* Requirements
Collect each line of the entries that holds the string "nhằm".

Collection entries:
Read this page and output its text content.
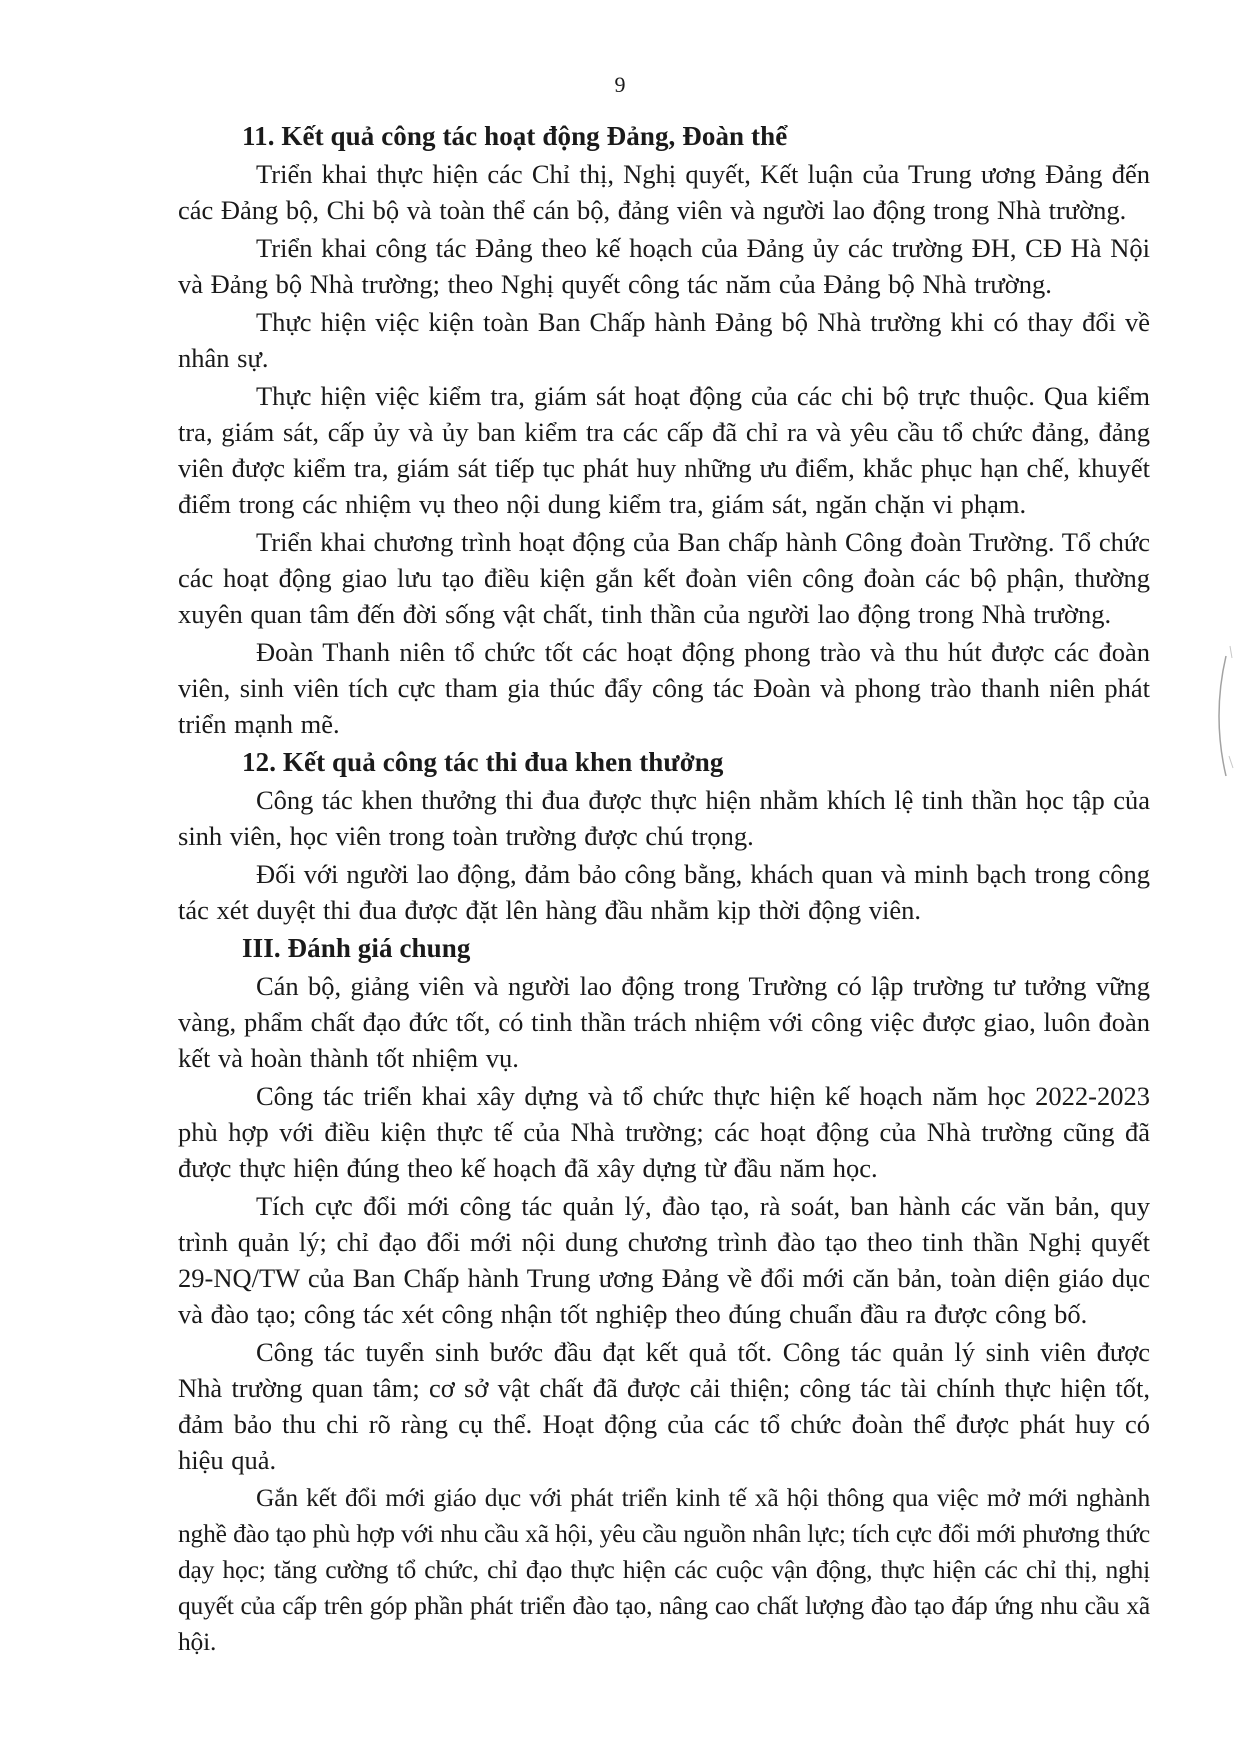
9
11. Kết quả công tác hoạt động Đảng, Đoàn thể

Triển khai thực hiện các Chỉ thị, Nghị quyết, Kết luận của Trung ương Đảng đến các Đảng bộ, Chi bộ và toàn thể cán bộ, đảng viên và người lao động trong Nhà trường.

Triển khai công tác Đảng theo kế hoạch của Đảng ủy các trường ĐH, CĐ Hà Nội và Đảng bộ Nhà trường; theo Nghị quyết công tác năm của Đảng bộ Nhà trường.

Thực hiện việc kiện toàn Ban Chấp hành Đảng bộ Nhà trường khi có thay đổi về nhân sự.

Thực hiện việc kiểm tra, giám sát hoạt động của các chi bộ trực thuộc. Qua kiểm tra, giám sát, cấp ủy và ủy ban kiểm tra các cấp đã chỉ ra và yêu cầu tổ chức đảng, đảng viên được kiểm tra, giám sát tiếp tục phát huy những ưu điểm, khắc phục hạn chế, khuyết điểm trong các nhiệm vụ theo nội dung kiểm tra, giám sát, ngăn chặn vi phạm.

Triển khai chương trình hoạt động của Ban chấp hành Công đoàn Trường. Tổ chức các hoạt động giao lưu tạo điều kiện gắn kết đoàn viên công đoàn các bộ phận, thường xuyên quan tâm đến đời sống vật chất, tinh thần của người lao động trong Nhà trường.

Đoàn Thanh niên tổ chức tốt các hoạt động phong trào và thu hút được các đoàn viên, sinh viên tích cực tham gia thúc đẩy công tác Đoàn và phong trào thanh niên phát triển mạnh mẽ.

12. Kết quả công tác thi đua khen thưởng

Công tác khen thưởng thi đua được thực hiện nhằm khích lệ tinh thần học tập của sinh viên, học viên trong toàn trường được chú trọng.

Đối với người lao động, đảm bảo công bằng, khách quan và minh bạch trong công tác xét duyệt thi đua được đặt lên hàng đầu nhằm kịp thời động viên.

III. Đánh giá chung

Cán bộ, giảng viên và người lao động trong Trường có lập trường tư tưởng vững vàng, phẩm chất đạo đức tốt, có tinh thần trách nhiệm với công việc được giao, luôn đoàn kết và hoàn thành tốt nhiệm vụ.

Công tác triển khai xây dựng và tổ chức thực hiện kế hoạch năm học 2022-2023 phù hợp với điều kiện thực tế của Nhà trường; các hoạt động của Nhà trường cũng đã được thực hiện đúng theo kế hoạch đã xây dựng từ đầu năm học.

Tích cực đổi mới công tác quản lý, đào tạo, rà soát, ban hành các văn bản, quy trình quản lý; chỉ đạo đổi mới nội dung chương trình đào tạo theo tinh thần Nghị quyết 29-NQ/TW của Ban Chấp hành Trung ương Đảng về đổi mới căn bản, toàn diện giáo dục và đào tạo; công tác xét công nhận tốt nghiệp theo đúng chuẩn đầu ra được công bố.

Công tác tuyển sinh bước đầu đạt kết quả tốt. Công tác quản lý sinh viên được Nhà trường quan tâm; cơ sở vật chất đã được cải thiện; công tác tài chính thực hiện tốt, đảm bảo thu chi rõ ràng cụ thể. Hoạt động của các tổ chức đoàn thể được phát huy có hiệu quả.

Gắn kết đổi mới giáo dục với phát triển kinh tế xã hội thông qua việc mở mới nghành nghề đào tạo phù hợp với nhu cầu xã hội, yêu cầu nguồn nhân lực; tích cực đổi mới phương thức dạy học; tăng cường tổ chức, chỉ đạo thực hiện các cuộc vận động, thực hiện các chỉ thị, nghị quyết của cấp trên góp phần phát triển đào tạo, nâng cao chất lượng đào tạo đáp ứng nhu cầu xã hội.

* Solution to this task
Công tác khen thưởng thi đua được thực hiện nhằm khích lệ tinh thần học tập của sinh viên, học viên trong toàn trường được chú trọng.
Đối với người lao động, đảm bảo công bằng, khách quan và minh bạch trong công tác xét duyệt thi đua được đặt lên hàng đầu nhằm kịp thời động viên.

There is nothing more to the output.